__Exercise details__
Word for word, print each line of the listing below; pictures stay out.

:: Data in this exercise ::

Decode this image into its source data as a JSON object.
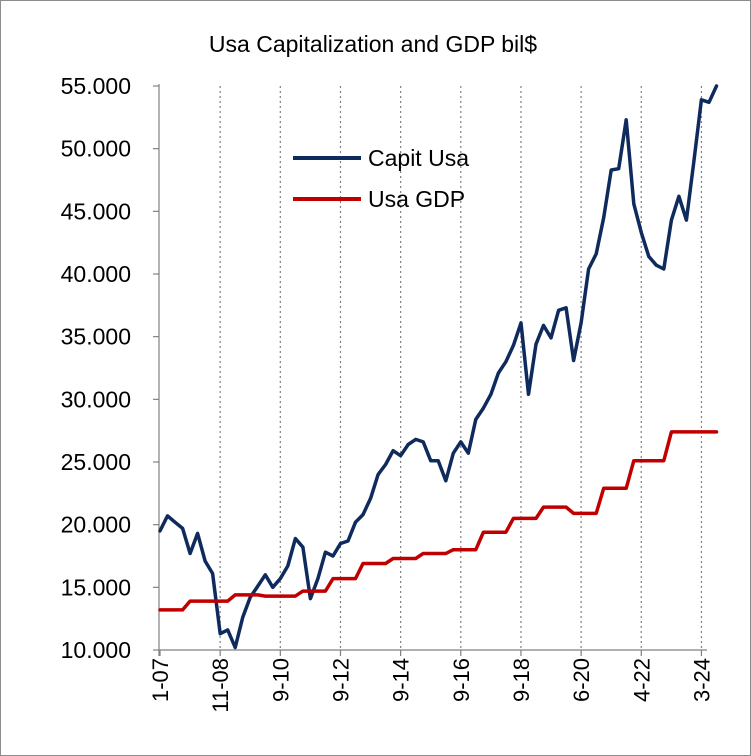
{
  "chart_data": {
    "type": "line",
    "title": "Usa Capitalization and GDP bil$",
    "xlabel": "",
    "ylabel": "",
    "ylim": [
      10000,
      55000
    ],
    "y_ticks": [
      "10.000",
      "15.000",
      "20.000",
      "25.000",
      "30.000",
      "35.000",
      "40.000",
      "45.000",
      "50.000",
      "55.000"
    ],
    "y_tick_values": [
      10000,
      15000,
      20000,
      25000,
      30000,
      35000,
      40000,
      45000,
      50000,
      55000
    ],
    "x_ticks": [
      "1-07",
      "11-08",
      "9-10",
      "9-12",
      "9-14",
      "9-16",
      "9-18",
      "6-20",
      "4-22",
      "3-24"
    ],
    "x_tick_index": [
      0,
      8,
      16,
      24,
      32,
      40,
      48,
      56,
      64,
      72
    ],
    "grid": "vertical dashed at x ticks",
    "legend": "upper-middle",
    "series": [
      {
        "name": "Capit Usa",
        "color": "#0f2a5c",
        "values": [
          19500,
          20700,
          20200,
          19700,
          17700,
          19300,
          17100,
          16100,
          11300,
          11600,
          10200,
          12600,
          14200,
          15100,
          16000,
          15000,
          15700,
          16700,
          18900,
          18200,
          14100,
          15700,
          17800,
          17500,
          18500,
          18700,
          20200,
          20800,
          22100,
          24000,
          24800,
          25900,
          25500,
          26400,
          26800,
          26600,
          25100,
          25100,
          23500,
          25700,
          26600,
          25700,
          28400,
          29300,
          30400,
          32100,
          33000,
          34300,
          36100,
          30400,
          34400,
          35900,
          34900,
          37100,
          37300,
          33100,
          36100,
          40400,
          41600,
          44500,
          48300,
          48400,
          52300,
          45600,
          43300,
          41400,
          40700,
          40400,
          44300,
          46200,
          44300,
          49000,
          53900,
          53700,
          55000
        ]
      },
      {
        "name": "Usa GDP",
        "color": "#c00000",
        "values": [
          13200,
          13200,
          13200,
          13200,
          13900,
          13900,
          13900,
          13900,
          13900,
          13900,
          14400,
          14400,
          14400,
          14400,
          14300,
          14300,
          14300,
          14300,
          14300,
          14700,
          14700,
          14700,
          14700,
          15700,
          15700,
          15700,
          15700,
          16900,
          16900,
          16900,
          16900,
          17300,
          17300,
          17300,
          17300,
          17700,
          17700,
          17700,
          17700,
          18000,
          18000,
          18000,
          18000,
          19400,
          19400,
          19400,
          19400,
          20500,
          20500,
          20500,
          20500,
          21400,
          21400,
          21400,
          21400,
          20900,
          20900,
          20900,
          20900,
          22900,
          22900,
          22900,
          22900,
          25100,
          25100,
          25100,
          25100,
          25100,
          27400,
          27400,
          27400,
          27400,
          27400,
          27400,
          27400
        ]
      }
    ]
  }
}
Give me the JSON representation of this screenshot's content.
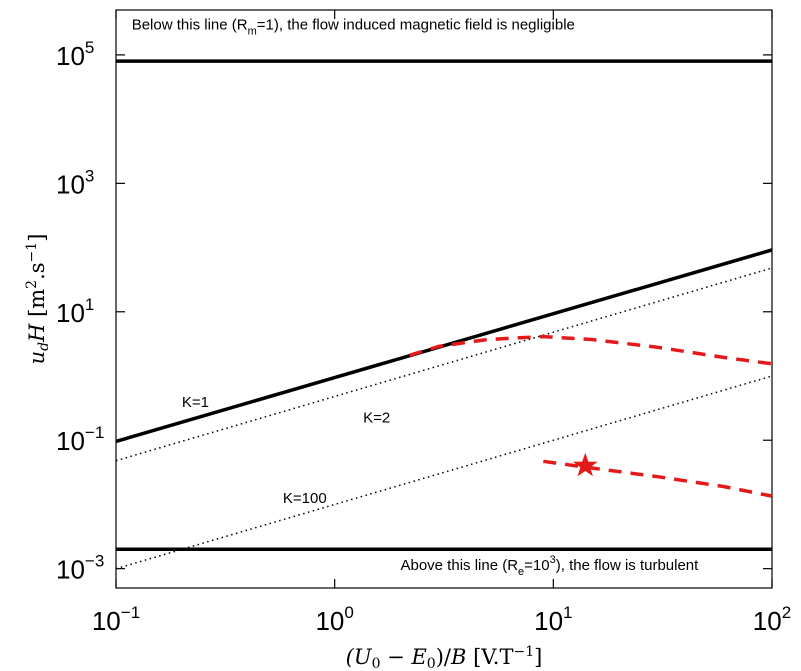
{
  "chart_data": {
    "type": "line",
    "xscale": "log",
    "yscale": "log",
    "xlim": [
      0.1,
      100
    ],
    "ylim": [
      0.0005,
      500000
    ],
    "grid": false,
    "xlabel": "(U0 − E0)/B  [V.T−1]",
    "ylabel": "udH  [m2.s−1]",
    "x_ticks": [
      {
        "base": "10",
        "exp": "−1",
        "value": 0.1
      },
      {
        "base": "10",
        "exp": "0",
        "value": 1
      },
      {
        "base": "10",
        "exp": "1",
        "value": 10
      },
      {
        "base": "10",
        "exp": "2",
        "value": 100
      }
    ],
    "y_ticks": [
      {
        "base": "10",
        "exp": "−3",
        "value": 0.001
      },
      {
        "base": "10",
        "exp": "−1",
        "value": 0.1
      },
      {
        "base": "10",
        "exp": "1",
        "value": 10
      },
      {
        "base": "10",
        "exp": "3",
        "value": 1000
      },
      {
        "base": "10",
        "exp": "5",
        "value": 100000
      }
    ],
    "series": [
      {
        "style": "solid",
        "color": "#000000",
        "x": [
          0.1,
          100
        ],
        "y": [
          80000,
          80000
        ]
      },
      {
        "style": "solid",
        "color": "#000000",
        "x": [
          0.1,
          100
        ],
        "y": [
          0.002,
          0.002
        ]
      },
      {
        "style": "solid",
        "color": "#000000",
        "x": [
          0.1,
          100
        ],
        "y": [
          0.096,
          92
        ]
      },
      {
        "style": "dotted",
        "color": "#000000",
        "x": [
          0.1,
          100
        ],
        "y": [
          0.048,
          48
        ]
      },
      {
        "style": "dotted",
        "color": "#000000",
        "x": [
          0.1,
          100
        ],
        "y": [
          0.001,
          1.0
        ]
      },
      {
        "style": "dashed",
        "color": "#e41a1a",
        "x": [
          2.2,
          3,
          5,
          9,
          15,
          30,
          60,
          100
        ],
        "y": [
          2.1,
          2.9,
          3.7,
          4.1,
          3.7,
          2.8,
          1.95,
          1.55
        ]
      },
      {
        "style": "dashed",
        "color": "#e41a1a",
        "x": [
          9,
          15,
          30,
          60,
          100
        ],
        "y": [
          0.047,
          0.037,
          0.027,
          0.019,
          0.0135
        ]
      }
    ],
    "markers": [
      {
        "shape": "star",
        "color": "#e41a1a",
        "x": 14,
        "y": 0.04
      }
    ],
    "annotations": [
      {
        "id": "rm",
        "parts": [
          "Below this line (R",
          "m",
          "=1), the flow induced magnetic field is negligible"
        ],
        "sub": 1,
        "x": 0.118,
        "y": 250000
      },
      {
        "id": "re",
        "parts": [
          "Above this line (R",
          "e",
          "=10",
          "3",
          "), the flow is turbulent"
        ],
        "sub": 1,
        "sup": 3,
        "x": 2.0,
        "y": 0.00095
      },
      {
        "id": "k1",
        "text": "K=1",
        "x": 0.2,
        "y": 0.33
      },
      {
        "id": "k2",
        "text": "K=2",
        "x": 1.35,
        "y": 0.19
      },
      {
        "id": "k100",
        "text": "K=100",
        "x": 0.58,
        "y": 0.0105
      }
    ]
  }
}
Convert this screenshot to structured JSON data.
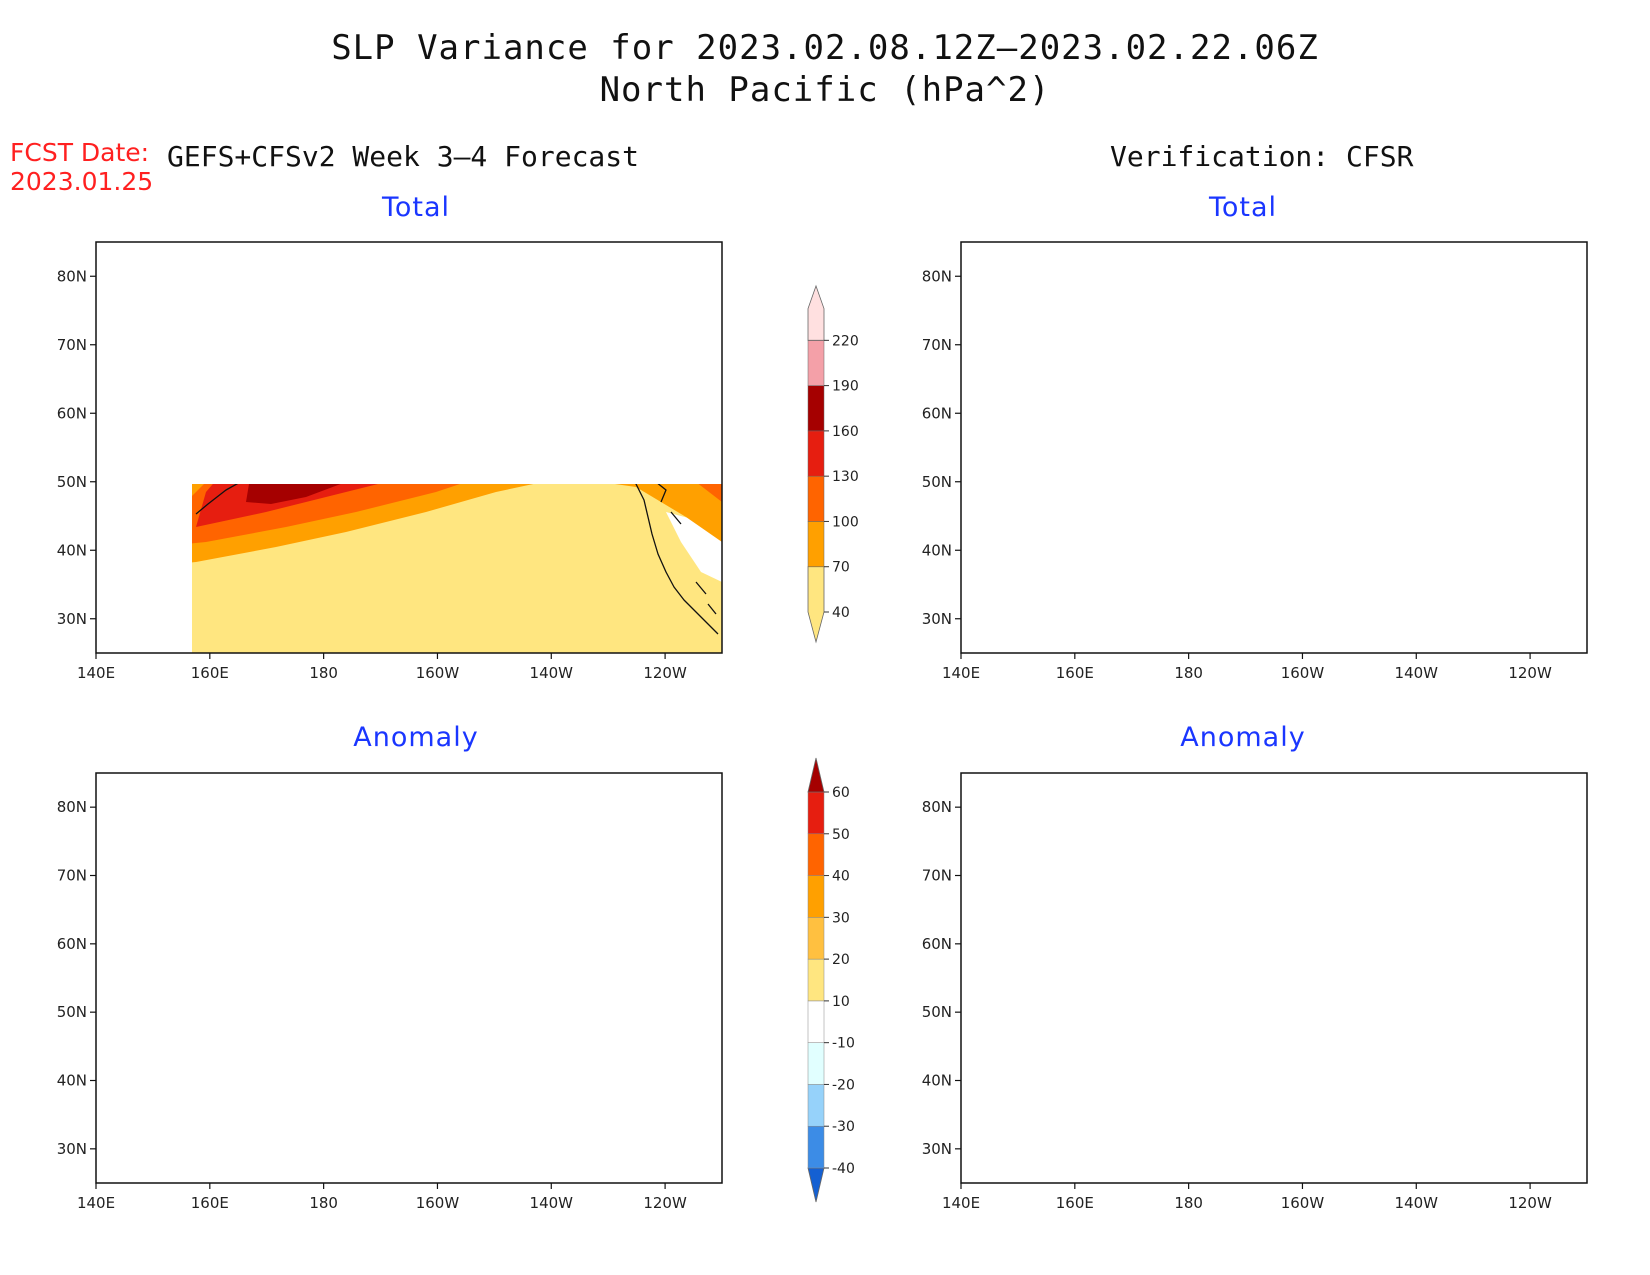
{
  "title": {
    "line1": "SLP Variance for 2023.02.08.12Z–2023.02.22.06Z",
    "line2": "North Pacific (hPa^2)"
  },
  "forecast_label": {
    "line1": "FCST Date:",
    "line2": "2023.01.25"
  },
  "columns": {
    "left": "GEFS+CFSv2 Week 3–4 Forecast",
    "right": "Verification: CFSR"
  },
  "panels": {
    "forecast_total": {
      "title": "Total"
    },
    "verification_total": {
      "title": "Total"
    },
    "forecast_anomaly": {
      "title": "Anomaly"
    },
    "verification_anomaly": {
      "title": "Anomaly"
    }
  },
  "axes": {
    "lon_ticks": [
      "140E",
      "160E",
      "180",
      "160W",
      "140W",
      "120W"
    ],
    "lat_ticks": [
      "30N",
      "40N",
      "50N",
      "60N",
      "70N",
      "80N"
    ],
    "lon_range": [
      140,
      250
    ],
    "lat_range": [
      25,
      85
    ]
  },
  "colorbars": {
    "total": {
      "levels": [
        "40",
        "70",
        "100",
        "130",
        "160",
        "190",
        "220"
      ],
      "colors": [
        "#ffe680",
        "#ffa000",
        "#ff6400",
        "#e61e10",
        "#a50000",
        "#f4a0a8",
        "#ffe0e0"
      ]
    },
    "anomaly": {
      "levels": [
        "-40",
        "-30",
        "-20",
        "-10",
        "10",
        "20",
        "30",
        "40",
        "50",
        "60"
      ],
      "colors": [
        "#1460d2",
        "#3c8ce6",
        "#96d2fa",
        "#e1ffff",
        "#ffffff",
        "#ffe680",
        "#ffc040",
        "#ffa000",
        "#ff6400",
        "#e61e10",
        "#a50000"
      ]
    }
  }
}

:::

__Solution__
Decode this image into its source data as a JSON object.
{
  "chart_data": {
    "type": "line",
    "title": "Usa Capitalization and GDP bil$",
    "xlabel": "",
    "ylabel": "",
    "ylim": [
      10000,
      55000
    ],
    "y_ticks": [
      "10.000",
      "15.000",
      "20.000",
      "25.000",
      "30.000",
      "35.000",
      "40.000",
      "45.000",
      "50.000",
      "55.000"
    ],
    "y_tick_values": [
      10000,
      15000,
      20000,
      25000,
      30000,
      35000,
      40000,
      45000,
      50000,
      55000
    ],
    "x_ticks": [
      "1-07",
      "11-08",
      "9-10",
      "9-12",
      "9-14",
      "9-16",
      "9-18",
      "6-20",
      "4-22",
      "3-24"
    ],
    "x_tick_index": [
      0,
      8,
      16,
      24,
      32,
      40,
      48,
      56,
      64,
      72
    ],
    "grid": "vertical dashed at x ticks",
    "legend": "upper-middle",
    "series": [
      {
        "name": "Capit Usa",
        "color": "#0f2a5c",
        "values": [
          19500,
          20700,
          20200,
          19700,
          17700,
          19300,
          17100,
          16100,
          11300,
          11600,
          10200,
          12600,
          14200,
          15100,
          16000,
          15000,
          15700,
          16700,
          18900,
          18200,
          14100,
          15700,
          17800,
          17500,
          18500,
          18700,
          20200,
          20800,
          22100,
          24000,
          24800,
          25900,
          25500,
          26400,
          26800,
          26600,
          25100,
          25100,
          23500,
          25700,
          26600,
          25700,
          28400,
          29300,
          30400,
          32100,
          33000,
          34300,
          36100,
          30400,
          34400,
          35900,
          34900,
          37100,
          37300,
          33100,
          36100,
          40400,
          41600,
          44500,
          48300,
          48400,
          52300,
          45600,
          43300,
          41400,
          40700,
          40400,
          44300,
          46200,
          44300,
          49000,
          53900,
          53700,
          55000
        ]
      },
      {
        "name": "Usa GDP",
        "color": "#c00000",
        "values": [
          13200,
          13200,
          13200,
          13200,
          13900,
          13900,
          13900,
          13900,
          13900,
          13900,
          14400,
          14400,
          14400,
          14400,
          14300,
          14300,
          14300,
          14300,
          14300,
          14700,
          14700,
          14700,
          14700,
          15700,
          15700,
          15700,
          15700,
          16900,
          16900,
          16900,
          16900,
          17300,
          17300,
          17300,
          17300,
          17700,
          17700,
          17700,
          17700,
          18000,
          18000,
          18000,
          18000,
          19400,
          19400,
          19400,
          19400,
          20500,
          20500,
          20500,
          20500,
          21400,
          21400,
          21400,
          21400,
          20900,
          20900,
          20900,
          20900,
          22900,
          22900,
          22900,
          22900,
          25100,
          25100,
          25100,
          25100,
          25100,
          27400,
          27400,
          27400,
          27400,
          27400,
          27400,
          27400
        ]
      }
    ]
  }
}
Give me the JSON representation of this screenshot's content.
{
  "chart_data": {
    "type": "line",
    "xscale": "log",
    "yscale": "log",
    "xlim": [
      0.1,
      100
    ],
    "ylim": [
      0.0005,
      500000
    ],
    "grid": false,
    "xlabel": "(U0 − E0)/B  [V.T−1]",
    "ylabel": "udH  [m2.s−1]",
    "x_ticks": [
      {
        "base": "10",
        "exp": "−1",
        "value": 0.1
      },
      {
        "base": "10",
        "exp": "0",
        "value": 1
      },
      {
        "base": "10",
        "exp": "1",
        "value": 10
      },
      {
        "base": "10",
        "exp": "2",
        "value": 100
      }
    ],
    "y_ticks": [
      {
        "base": "10",
        "exp": "−3",
        "value": 0.001
      },
      {
        "base": "10",
        "exp": "−1",
        "value": 0.1
      },
      {
        "base": "10",
        "exp": "1",
        "value": 10
      },
      {
        "base": "10",
        "exp": "3",
        "value": 1000
      },
      {
        "base": "10",
        "exp": "5",
        "value": 100000
      }
    ],
    "series": [
      {
        "style": "solid",
        "color": "#000000",
        "x": [
          0.1,
          100
        ],
        "y": [
          80000,
          80000
        ]
      },
      {
        "style": "solid",
        "color": "#000000",
        "x": [
          0.1,
          100
        ],
        "y": [
          0.002,
          0.002
        ]
      },
      {
        "style": "solid",
        "color": "#000000",
        "x": [
          0.1,
          100
        ],
        "y": [
          0.096,
          92
        ]
      },
      {
        "style": "dotted",
        "color": "#000000",
        "x": [
          0.1,
          100
        ],
        "y": [
          0.048,
          48
        ]
      },
      {
        "style": "dotted",
        "color": "#000000",
        "x": [
          0.1,
          100
        ],
        "y": [
          0.001,
          1.0
        ]
      },
      {
        "style": "dashed",
        "color": "#e41a1a",
        "x": [
          2.2,
          3,
          5,
          9,
          15,
          30,
          60,
          100
        ],
        "y": [
          2.1,
          2.9,
          3.7,
          4.1,
          3.7,
          2.8,
          1.95,
          1.55
        ]
      },
      {
        "style": "dashed",
        "color": "#e41a1a",
        "x": [
          9,
          15,
          30,
          60,
          100
        ],
        "y": [
          0.047,
          0.037,
          0.027,
          0.019,
          0.0135
        ]
      }
    ],
    "markers": [
      {
        "shape": "star",
        "color": "#e41a1a",
        "x": 14,
        "y": 0.04
      }
    ],
    "annotations": [
      {
        "id": "rm",
        "parts": [
          "Below this line (R",
          "m",
          "=1), the flow induced magnetic field is negligible"
        ],
        "sub": 1,
        "x": 0.118,
        "y": 250000
      },
      {
        "id": "re",
        "parts": [
          "Above this line (R",
          "e",
          "=10",
          "3",
          "), the flow is turbulent"
        ],
        "sub": 1,
        "sup": 3,
        "x": 2.0,
        "y": 0.00095
      },
      {
        "id": "k1",
        "text": "K=1",
        "x": 0.2,
        "y": 0.33
      },
      {
        "id": "k2",
        "text": "K=2",
        "x": 1.35,
        "y": 0.19
      },
      {
        "id": "k100",
        "text": "K=100",
        "x": 0.58,
        "y": 0.0105
      }
    ]
  }
}
Convert this screenshot to structured JSON data.
{
  "title": {
    "line1": "SLP Variance for 2023.02.08.12Z–2023.02.22.06Z",
    "line2": "North Pacific (hPa^2)"
  },
  "forecast_label": {
    "line1": "FCST Date:",
    "line2": "2023.01.25"
  },
  "columns": {
    "left": "GEFS+CFSv2 Week 3–4 Forecast",
    "right": "Verification: CFSR"
  },
  "panels": {
    "forecast_total": {
      "title": "Total"
    },
    "verification_total": {
      "title": "Total"
    },
    "forecast_anomaly": {
      "title": "Anomaly"
    },
    "verification_anomaly": {
      "title": "Anomaly"
    }
  },
  "axes": {
    "lon_ticks": [
      "140E",
      "160E",
      "180",
      "160W",
      "140W",
      "120W"
    ],
    "lat_ticks": [
      "30N",
      "40N",
      "50N",
      "60N",
      "70N",
      "80N"
    ],
    "lon_range": [
      140,
      250
    ],
    "lat_range": [
      25,
      85
    ]
  },
  "colorbars": {
    "total": {
      "levels": [
        "40",
        "70",
        "100",
        "130",
        "160",
        "190",
        "220"
      ],
      "colors": [
        "#ffe680",
        "#ffa000",
        "#ff6400",
        "#e61e10",
        "#a50000",
        "#f4a0a8",
        "#ffe0e0"
      ]
    },
    "anomaly": {
      "levels": [
        "-40",
        "-30",
        "-20",
        "-10",
        "10",
        "20",
        "30",
        "40",
        "50",
        "60"
      ],
      "colors": [
        "#1460d2",
        "#3c8ce6",
        "#96d2fa",
        "#e1ffff",
        "#ffffff",
        "#ffe680",
        "#ffc040",
        "#ffa000",
        "#ff6400",
        "#e61e10",
        "#a50000"
      ]
    }
  }
}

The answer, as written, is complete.